▸ **The records**:
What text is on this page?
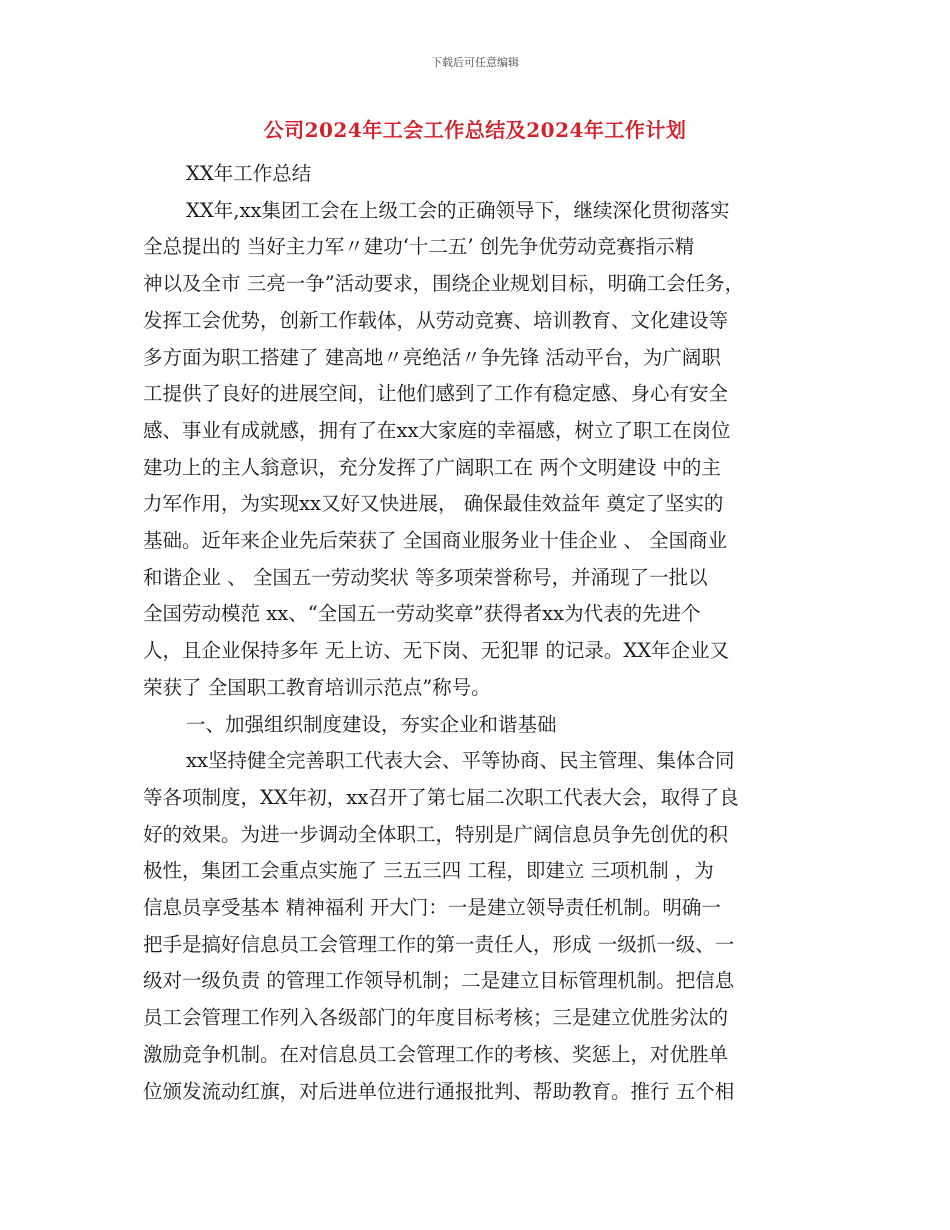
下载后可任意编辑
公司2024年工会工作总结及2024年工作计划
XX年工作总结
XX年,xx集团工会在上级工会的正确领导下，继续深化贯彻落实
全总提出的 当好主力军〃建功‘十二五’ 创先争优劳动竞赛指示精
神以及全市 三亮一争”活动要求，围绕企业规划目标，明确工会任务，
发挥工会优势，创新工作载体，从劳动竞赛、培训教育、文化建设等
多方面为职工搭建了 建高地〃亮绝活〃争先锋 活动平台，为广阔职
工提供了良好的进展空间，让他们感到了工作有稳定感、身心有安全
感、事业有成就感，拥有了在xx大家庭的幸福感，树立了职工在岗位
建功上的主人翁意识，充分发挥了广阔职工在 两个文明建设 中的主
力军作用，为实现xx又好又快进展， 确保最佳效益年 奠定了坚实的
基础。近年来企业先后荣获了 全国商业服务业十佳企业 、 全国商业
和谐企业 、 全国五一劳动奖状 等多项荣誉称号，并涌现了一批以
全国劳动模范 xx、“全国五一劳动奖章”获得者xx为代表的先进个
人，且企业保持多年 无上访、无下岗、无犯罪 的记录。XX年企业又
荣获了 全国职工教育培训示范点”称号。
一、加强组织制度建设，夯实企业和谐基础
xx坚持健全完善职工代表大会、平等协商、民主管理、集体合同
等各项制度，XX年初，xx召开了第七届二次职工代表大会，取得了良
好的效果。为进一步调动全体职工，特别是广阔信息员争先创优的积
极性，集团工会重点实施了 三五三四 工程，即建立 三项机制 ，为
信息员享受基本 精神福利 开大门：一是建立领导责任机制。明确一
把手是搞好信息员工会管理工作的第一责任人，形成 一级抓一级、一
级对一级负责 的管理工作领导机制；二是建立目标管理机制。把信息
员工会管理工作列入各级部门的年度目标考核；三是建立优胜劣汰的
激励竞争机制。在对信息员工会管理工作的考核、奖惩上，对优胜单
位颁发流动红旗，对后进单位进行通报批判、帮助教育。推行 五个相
==
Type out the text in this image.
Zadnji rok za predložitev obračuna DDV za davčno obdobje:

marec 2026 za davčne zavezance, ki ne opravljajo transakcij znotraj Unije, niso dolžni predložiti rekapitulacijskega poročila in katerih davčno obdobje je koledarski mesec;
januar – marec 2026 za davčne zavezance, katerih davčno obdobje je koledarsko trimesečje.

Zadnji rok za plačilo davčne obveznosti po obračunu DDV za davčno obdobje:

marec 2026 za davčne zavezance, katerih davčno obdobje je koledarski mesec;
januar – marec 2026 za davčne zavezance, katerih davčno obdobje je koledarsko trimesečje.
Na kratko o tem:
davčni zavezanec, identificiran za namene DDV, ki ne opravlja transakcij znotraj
---
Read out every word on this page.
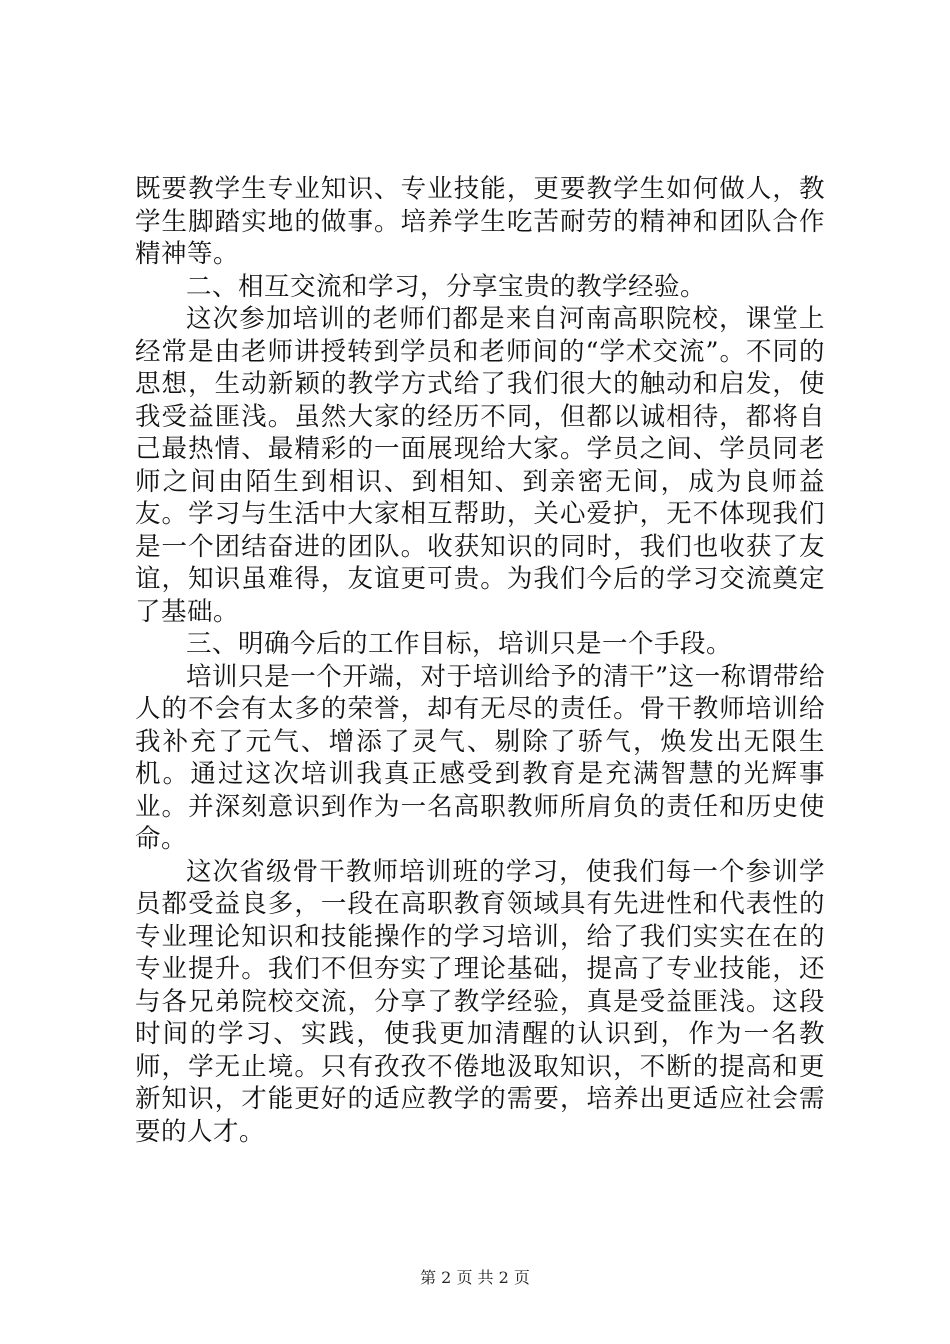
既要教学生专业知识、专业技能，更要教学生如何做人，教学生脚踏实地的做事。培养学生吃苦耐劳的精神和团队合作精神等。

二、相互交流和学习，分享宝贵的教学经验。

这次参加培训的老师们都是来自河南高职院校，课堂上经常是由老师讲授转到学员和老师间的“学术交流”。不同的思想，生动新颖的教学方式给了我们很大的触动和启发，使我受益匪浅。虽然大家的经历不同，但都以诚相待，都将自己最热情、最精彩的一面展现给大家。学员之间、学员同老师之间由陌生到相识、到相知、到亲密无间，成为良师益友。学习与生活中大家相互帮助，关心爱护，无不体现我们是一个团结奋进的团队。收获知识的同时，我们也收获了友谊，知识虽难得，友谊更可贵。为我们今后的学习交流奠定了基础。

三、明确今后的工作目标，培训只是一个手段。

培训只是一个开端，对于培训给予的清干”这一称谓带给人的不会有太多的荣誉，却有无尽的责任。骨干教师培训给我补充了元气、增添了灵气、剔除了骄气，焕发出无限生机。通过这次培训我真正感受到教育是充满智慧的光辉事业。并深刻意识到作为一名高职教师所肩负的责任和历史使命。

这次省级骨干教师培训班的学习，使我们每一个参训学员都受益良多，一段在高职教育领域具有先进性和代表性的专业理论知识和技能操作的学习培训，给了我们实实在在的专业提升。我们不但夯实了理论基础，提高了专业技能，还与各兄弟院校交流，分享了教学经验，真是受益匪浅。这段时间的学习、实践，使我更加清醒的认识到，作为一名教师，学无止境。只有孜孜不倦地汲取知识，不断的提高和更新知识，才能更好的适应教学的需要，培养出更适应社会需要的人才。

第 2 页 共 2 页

▸ **Set task**:
Filter the listing for the word "page" and copy every line that holds it.

▸ **Task result**:
What text is on this page?
Read out every word on this page.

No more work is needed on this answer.